:: WHAT YOU NEED TO DO ::
Return all the data below as it stands, minus the pictures.

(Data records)
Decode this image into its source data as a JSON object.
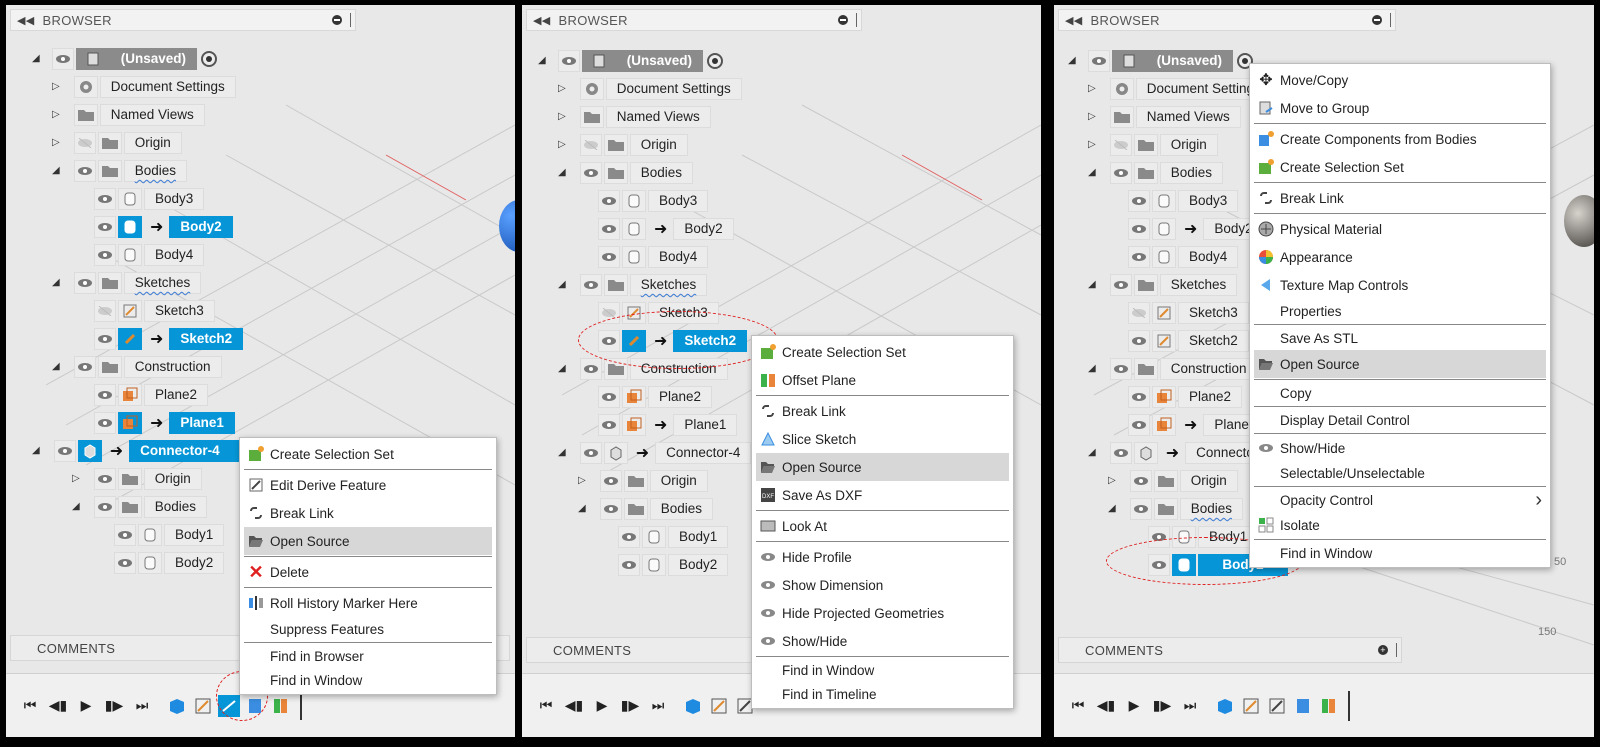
{
  "browser_title": "BROWSER",
  "comments_title": "COMMENTS",
  "root": "(Unsaved)",
  "doc_settings": "Document Settings",
  "named_views": "Named Views",
  "origin": "Origin",
  "bodies": "Bodies",
  "body3": "Body3",
  "body2": "Body2",
  "body4": "Body4",
  "body1": "Body1",
  "sketches": "Sketches",
  "sketch3": "Sketch3",
  "sketch2": "Sketch2",
  "construction": "Construction",
  "plane2": "Plane2",
  "plane1": "Plane1",
  "connector": "Connector-4",
  "menu1": [
    "Create Selection Set",
    "Edit Derive Feature",
    "Break Link",
    "Open Source",
    "Delete",
    "Roll History Marker Here",
    "Suppress Features",
    "Find in Browser",
    "Find in Window"
  ],
  "menu2": [
    "Create Selection Set",
    "Offset Plane",
    "Break Link",
    "Slice Sketch",
    "Open Source",
    "Save As DXF",
    "Look At",
    "Hide Profile",
    "Show Dimension",
    "Hide Projected Geometries",
    "Show/Hide",
    "Find in Window",
    "Find in Timeline"
  ],
  "menu3": [
    "Move/Copy",
    "Move to Group",
    "Create Components from Bodies",
    "Create Selection Set",
    "Break Link",
    "Physical Material",
    "Appearance",
    "Texture Map Controls",
    "Properties",
    "Save As STL",
    "Open Source",
    "Copy",
    "Display Detail Control",
    "Show/Hide",
    "Selectable/Unselectable",
    "Opacity Control",
    "Isolate",
    "Find in Window"
  ],
  "grid_labels": {
    "a": "50",
    "b": "150"
  },
  "colors": {
    "accent": "#0696d7",
    "highlight": "#d7d7d7",
    "dashed_circle": "#e02020"
  }
}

:: TASK RESULT ::
Decode this image into its source data as a JSON object.
{
  "browser_title": "BROWSER",
  "comments_title": "COMMENTS",
  "root": "(Unsaved)",
  "doc_settings": "Document Settings",
  "named_views": "Named Views",
  "origin": "Origin",
  "bodies": "Bodies",
  "body3": "Body3",
  "body2": "Body2",
  "body4": "Body4",
  "body1": "Body1",
  "sketches": "Sketches",
  "sketch3": "Sketch3",
  "sketch2": "Sketch2",
  "construction": "Construction",
  "plane2": "Plane2",
  "plane1": "Plane1",
  "connector": "Connector-4",
  "menu1": [
    "Create Selection Set",
    "Edit Derive Feature",
    "Break Link",
    "Open Source",
    "Delete",
    "Roll History Marker Here",
    "Suppress Features",
    "Find in Browser",
    "Find in Window"
  ],
  "menu2": [
    "Create Selection Set",
    "Offset Plane",
    "Break Link",
    "Slice Sketch",
    "Open Source",
    "Save As DXF",
    "Look At",
    "Hide Profile",
    "Show Dimension",
    "Hide Projected Geometries",
    "Show/Hide",
    "Find in Window",
    "Find in Timeline"
  ],
  "menu3": [
    "Move/Copy",
    "Move to Group",
    "Create Components from Bodies",
    "Create Selection Set",
    "Break Link",
    "Physical Material",
    "Appearance",
    "Texture Map Controls",
    "Properties",
    "Save As STL",
    "Open Source",
    "Copy",
    "Display Detail Control",
    "Show/Hide",
    "Selectable/Unselectable",
    "Opacity Control",
    "Isolate",
    "Find in Window"
  ],
  "grid_labels": {
    "a": "50",
    "b": "150"
  },
  "colors": {
    "accent": "#0696d7",
    "highlight": "#d7d7d7",
    "dashed_circle": "#e02020"
  }
}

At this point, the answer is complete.